**EXERCISE PROMPT**
In the listing that follows, count the lines holding the word "JSON" and report only that number.

════

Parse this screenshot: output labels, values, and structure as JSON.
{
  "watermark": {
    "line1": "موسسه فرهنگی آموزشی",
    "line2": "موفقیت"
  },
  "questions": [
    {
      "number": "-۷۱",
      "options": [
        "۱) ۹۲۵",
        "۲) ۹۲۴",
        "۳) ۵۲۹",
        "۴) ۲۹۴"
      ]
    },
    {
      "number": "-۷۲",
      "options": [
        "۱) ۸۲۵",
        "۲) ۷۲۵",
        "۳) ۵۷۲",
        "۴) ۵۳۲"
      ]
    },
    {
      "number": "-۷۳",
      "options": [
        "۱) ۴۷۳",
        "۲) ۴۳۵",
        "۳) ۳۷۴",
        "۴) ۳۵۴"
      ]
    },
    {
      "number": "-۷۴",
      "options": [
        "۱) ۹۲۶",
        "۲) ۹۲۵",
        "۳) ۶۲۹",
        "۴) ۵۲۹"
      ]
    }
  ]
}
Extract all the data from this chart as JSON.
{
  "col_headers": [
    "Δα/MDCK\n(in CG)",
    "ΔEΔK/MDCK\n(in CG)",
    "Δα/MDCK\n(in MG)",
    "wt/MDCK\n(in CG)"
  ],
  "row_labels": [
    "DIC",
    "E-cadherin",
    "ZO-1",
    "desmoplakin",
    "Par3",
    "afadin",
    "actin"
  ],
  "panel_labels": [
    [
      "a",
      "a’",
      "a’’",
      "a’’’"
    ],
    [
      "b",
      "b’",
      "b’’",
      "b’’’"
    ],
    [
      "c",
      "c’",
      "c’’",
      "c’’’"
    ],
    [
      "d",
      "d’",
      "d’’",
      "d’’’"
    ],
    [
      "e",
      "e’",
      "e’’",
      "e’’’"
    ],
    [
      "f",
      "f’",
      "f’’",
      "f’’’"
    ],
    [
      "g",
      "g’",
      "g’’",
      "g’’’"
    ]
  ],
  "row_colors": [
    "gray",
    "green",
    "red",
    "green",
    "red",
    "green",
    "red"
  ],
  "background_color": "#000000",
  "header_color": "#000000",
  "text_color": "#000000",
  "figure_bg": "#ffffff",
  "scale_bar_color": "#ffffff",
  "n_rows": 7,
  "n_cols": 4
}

════

**RIGHT ANSWER**
2